_THE REQUEST_
Pick out the lines in the listing below that contain the word "allele" and copy them.

■ ■ ■ ■

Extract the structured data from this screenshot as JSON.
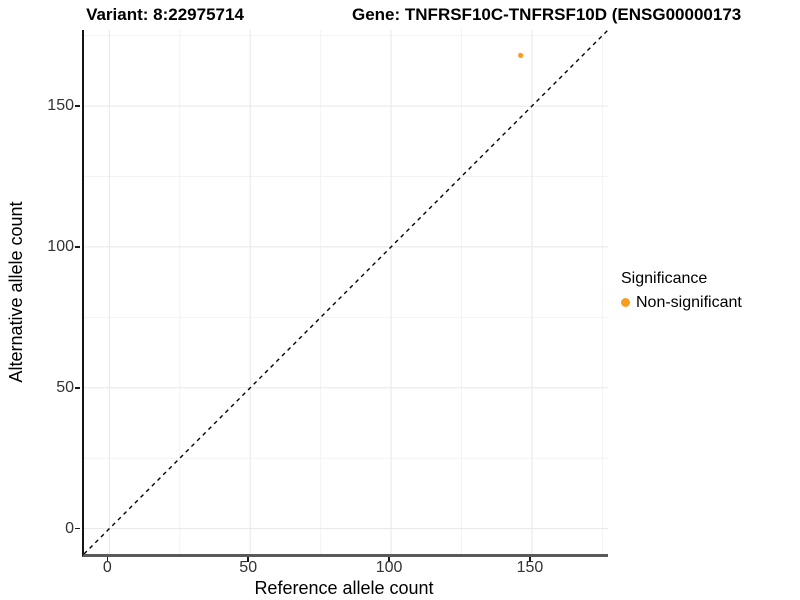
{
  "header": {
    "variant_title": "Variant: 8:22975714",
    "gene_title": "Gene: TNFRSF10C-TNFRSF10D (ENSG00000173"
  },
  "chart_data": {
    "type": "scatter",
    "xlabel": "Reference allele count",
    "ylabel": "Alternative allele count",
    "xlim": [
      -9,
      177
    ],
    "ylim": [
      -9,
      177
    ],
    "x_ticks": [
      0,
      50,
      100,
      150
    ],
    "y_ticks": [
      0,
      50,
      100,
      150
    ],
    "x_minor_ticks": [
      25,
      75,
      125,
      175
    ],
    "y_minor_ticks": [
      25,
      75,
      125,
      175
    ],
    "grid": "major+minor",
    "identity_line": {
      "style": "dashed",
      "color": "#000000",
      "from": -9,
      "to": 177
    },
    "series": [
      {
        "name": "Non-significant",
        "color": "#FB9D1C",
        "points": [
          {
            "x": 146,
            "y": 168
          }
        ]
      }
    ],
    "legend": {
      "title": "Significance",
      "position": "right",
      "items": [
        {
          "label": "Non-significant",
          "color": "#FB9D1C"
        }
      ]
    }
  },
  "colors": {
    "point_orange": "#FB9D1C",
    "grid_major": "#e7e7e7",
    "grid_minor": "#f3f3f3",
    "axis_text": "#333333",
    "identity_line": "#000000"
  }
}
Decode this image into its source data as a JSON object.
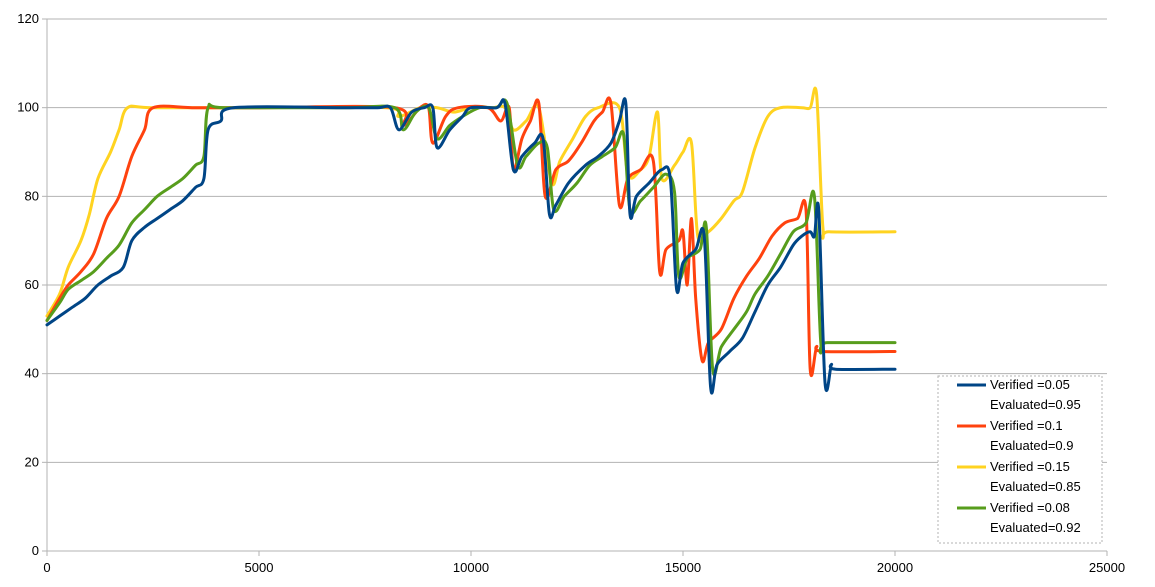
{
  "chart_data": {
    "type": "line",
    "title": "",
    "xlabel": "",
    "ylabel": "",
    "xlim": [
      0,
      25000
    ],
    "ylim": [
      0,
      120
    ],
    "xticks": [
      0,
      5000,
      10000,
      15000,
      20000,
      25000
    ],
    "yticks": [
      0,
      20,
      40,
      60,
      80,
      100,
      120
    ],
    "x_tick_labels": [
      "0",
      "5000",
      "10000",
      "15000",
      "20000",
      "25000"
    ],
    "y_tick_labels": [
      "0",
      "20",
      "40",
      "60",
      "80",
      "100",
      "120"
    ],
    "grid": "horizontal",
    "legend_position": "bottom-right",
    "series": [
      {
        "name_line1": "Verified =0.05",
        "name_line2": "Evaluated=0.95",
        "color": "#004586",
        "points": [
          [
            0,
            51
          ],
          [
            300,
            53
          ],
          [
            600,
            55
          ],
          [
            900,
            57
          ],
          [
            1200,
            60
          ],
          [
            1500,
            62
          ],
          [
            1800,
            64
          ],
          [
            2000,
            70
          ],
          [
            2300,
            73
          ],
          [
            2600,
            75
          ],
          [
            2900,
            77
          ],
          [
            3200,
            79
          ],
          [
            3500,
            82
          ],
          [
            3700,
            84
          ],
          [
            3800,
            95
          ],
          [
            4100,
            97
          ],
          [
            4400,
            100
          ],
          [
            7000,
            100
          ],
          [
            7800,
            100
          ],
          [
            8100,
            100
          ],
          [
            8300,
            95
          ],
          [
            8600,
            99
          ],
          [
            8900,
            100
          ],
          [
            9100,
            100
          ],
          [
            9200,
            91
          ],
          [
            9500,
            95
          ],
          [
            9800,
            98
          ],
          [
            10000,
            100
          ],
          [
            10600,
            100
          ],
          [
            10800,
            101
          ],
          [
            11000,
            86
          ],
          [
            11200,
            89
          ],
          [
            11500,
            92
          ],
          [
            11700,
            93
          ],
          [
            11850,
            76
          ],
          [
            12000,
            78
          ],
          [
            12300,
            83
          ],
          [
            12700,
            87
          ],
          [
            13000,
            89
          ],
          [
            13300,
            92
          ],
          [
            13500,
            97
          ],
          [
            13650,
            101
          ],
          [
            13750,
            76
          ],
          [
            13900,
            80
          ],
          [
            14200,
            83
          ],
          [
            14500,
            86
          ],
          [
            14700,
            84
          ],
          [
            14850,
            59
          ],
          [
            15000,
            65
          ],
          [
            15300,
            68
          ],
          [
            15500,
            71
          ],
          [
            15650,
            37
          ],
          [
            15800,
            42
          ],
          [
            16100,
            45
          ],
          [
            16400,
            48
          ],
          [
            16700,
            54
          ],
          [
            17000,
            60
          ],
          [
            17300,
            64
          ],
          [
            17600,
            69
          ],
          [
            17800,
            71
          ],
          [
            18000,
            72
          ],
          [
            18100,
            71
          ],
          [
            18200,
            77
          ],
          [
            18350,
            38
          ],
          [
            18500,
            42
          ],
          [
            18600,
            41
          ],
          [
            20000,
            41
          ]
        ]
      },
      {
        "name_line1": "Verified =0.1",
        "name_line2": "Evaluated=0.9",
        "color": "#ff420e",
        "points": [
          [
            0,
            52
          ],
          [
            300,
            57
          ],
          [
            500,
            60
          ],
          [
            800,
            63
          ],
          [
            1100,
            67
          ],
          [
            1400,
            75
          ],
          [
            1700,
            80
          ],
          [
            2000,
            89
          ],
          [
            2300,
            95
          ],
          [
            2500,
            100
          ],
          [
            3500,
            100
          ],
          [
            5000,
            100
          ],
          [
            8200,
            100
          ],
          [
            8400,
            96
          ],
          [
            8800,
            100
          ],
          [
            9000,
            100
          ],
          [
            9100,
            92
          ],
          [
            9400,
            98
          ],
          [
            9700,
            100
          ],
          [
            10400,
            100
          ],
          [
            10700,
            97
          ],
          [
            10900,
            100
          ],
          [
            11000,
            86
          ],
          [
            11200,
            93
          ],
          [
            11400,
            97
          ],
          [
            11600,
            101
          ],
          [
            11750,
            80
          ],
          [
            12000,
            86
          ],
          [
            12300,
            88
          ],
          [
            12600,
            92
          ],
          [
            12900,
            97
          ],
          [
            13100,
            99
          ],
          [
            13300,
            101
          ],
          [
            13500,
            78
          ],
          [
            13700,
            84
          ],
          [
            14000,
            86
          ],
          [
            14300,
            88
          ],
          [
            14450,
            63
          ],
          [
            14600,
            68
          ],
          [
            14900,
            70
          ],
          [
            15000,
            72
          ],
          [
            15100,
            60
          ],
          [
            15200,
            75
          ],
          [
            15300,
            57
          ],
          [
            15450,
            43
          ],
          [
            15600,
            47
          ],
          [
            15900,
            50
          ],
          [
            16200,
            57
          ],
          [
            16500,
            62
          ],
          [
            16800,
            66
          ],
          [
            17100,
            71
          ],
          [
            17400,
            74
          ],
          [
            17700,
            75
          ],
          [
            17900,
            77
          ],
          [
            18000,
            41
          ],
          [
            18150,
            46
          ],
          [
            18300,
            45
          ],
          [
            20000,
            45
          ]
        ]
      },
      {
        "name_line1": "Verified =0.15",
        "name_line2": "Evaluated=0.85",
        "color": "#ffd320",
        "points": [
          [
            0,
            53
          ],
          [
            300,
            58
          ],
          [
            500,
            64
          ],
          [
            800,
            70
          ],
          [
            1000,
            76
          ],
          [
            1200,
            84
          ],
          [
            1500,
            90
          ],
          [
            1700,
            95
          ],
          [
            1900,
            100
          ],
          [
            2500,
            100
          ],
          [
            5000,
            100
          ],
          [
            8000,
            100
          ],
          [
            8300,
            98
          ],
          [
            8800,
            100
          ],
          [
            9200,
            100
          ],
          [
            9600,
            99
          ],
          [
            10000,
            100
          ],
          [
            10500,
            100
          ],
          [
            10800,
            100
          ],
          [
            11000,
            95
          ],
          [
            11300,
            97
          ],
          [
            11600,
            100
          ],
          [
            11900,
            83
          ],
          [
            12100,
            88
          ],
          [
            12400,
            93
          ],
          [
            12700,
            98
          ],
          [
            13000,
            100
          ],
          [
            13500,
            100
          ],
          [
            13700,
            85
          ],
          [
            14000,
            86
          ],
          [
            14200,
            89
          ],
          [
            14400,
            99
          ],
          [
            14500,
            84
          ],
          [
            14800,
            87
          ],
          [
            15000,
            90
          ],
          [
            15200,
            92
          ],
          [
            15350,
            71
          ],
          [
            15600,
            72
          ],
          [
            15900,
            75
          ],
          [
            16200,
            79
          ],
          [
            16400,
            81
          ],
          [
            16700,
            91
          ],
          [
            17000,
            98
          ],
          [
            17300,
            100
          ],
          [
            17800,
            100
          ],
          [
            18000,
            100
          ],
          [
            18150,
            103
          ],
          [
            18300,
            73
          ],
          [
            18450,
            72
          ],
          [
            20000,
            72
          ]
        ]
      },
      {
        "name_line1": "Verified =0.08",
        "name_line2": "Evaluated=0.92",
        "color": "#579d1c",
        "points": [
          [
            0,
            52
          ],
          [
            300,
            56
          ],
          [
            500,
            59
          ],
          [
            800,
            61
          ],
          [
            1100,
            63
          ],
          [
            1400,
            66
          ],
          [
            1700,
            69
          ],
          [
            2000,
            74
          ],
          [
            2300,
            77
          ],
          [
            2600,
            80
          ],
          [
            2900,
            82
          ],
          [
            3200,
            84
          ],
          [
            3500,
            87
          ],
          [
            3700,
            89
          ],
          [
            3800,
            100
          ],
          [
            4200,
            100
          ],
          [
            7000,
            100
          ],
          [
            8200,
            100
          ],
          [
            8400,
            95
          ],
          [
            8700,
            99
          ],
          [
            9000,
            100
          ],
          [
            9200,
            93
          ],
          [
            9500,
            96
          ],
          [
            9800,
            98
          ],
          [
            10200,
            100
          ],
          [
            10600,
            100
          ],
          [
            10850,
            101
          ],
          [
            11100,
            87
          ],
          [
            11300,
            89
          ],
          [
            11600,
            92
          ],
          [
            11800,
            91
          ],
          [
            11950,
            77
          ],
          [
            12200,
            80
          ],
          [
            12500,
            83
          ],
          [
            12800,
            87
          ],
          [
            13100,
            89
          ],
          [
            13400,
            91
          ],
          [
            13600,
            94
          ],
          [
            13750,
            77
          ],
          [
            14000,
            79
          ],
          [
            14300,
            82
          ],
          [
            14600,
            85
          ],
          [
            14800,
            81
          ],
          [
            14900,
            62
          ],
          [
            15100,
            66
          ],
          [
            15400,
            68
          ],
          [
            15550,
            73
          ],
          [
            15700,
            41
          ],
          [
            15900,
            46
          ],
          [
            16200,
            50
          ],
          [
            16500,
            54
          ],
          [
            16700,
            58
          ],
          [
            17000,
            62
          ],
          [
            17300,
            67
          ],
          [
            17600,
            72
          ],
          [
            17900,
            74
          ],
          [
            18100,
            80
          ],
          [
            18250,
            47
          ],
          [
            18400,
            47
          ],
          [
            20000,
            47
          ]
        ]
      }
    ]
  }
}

■ ■ ■ ■

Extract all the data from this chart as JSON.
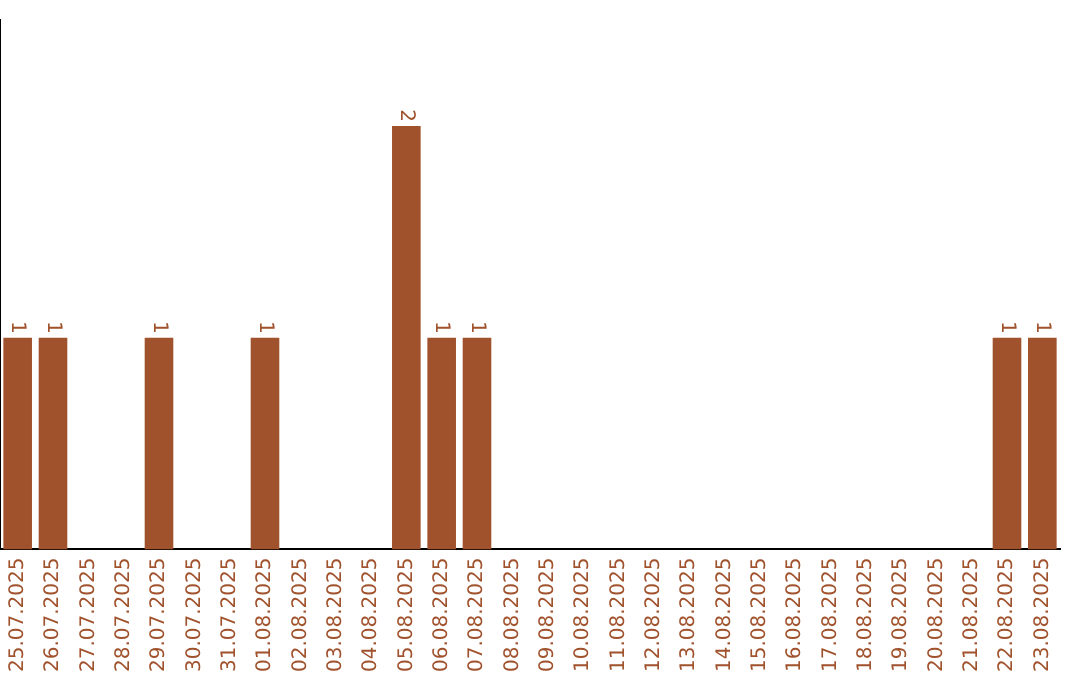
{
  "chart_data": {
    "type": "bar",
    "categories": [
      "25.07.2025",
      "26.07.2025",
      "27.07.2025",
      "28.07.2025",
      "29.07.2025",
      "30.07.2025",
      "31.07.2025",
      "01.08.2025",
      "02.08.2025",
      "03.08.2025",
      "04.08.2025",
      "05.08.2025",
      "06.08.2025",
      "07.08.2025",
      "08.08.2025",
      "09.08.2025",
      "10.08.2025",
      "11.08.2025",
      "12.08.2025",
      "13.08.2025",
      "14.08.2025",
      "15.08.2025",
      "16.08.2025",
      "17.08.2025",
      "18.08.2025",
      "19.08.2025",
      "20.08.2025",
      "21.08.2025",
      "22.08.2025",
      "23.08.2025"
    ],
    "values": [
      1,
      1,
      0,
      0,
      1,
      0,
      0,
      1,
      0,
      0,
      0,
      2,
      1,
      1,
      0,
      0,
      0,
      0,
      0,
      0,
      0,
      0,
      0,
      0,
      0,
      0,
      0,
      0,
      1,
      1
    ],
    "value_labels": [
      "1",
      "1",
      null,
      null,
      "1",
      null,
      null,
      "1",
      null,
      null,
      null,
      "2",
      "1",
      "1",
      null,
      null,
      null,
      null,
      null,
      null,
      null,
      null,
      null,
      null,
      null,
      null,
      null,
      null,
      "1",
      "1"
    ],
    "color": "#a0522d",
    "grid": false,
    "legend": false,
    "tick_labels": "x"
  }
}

■ ■ ■ ■

_SOLUTION_
    "xlabel": "Reference allele count",
    "ylabel": "Alternative allele count",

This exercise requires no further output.